● **Problem**:
Repeat the material in full. Keep every line exactly as it is.

● **Records provided**:
— BEGIN —
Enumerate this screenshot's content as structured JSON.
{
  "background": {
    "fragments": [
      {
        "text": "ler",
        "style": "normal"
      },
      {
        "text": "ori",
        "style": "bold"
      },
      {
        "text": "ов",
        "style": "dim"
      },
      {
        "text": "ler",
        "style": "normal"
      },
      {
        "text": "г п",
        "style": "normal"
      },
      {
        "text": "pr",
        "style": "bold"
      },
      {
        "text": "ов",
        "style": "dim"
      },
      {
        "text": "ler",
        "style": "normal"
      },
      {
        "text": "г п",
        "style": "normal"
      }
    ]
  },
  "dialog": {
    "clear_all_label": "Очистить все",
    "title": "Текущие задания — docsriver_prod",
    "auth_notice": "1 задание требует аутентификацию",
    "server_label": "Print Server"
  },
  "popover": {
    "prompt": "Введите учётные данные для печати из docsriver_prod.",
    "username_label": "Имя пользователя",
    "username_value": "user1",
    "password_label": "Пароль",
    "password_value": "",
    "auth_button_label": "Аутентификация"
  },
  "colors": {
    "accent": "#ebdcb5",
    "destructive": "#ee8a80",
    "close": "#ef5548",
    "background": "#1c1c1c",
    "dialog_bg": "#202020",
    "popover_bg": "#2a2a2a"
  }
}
— END —
● **Task output**:
Enumerate this screenshot's content as structured JSON.
{
  "background": {
    "fragments": [
      {
        "text": "ler",
        "style": "normal"
      },
      {
        "text": "ori",
        "style": "bold"
      },
      {
        "text": "ов",
        "style": "dim"
      },
      {
        "text": "ler",
        "style": "normal"
      },
      {
        "text": "г п",
        "style": "normal"
      },
      {
        "text": "pr",
        "style": "bold"
      },
      {
        "text": "ов",
        "style": "dim"
      },
      {
        "text": "ler",
        "style": "normal"
      },
      {
        "text": "г п",
        "style": "normal"
      }
    ]
  },
  "dialog": {
    "clear_all_label": "Очистить все",
    "title": "Текущие задания — docsriver_prod",
    "auth_notice": "1 задание требует аутентификацию",
    "server_label": "Print Server"
  },
  "popover": {
    "prompt": "Введите учётные данные для печати из docsriver_prod.",
    "username_label": "Имя пользователя",
    "username_value": "user1",
    "password_label": "Пароль",
    "password_value": "",
    "auth_button_label": "Аутентификация"
  },
  "colors": {
    "accent": "#ebdcb5",
    "destructive": "#ee8a80",
    "close": "#ef5548",
    "background": "#1c1c1c",
    "dialog_bg": "#202020",
    "popover_bg": "#2a2a2a"
  }
}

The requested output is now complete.